◆ Exercise prompt
Select from the data all lines with the word "into".

[Dataset items]
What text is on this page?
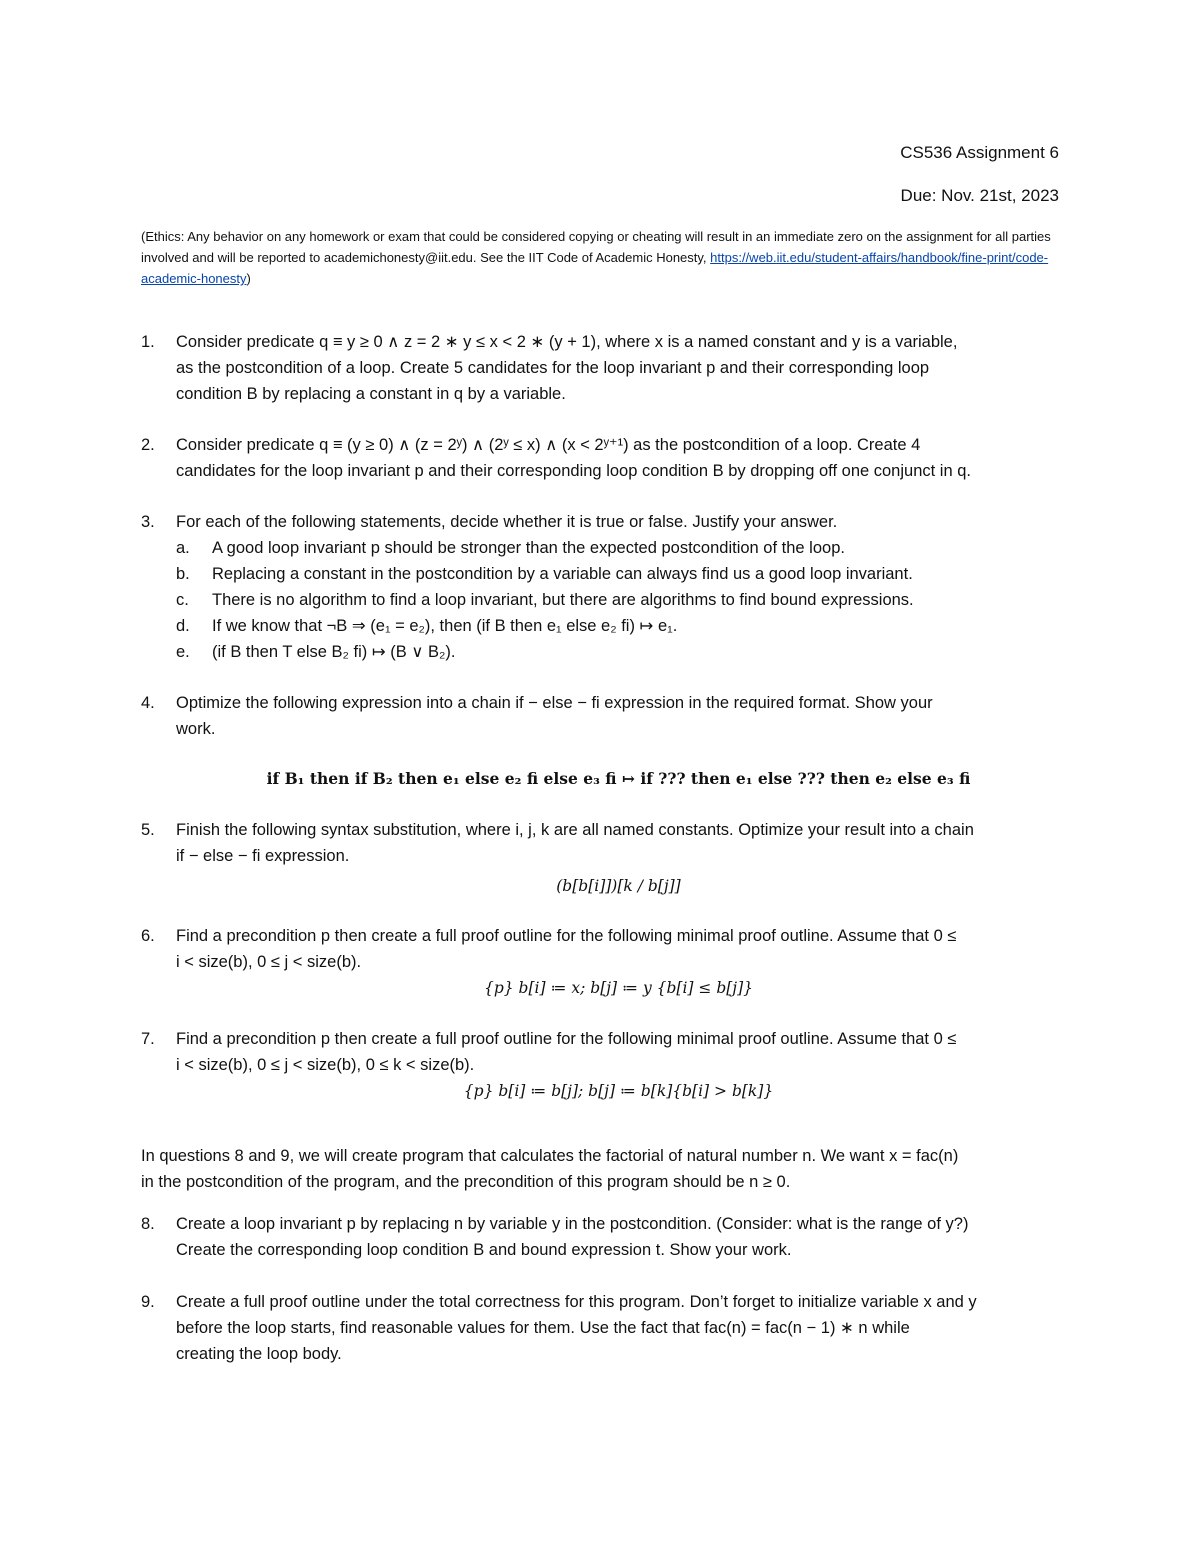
CS536 Assignment 6
Due: Nov. 21st, 2023
(Ethics: Any behavior on any homework or exam that could be considered copying or cheating will result in an immediate zero on the assignment for all parties involved and will be reported to academichonesty@iit.edu. See the IIT Code of Academic Honesty, https://web.iit.edu/student-affairs/handbook/fine-print/code-academic-honesty)
1. Consider predicate q ≡ y ≥ 0 ∧ z = 2 ∗ y ≤ x < 2 ∗ (y + 1), where x is a named constant and y is a variable,
as the postcondition of a loop. Create 5 candidates for the loop invariant p and their corresponding loop
condition B by replacing a constant in q by a variable.
2. Consider predicate q ≡ (y ≥ 0) ∧ (z = 2ʸ) ∧ (2ʸ ≤ x) ∧ (x < 2ʸ⁺¹) as the postcondition of a loop. Create 4
candidates for the loop invariant p and their corresponding loop condition B by dropping off one conjunct in q.
3. For each of the following statements, decide whether it is true or false. Justify your answer.
a. A good loop invariant p should be stronger than the expected postcondition of the loop.
b. Replacing a constant in the postcondition by a variable can always find us a good loop invariant.
c. There is no algorithm to find a loop invariant, but there are algorithms to find bound expressions.
d. If we know that ¬B ⇒ (e₁ = e₂), then (if B then e₁ else e₂ fi) ↦ e₁.
e. (if B then T else B₂ fi) ↦ (B ∨ B₂).
4. Optimize the following expression into a chain if − else − fi expression in the required format. Show your
work.
if B₁ then if B₂ then e₁ else e₂ fi else e₃ fi ↦ if ??? then e₁ else ??? then e₂ else e₃ fi
5. Finish the following syntax substitution, where i, j, k are all named constants. Optimize your result into a chain
if − else − fi expression.
(b[b[i]])[k / b[j]]
6. Find a precondition p then create a full proof outline for the following minimal proof outline. Assume that 0 ≤
i < size(b), 0 ≤ j < size(b).
{p} b[i] ≔ x; b[j] ≔ y {b[i] ≤ b[j]}
7. Find a precondition p then create a full proof outline for the following minimal proof outline. Assume that 0 ≤
i < size(b), 0 ≤ j < size(b), 0 ≤ k < size(b).
{p} b[i] ≔ b[j]; b[j] ≔ b[k]{b[i] > b[k]}
In questions 8 and 9, we will create program that calculates the factorial of natural number n. We want x = fac(n)
in the postcondition of the program, and the precondition of this program should be n ≥ 0.
8. Create a loop invariant p by replacing n by variable y in the postcondition. (Consider: what is the range of y?)
Create the corresponding loop condition B and bound expression t. Show your work.
9. Create a full proof outline under the total correctness for this program. Don’t forget to initialize variable x and y
before the loop starts, find reasonable values for them. Use the fact that fac(n) = fac(n − 1) ∗ n while
creating the loop body.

◆ Written answer
4. Optimize the following expression into a chain if − else − fi expression in the required format. Show your
5. Finish the following syntax substitution, where i, j, k are all named constants. Optimize your result into a chain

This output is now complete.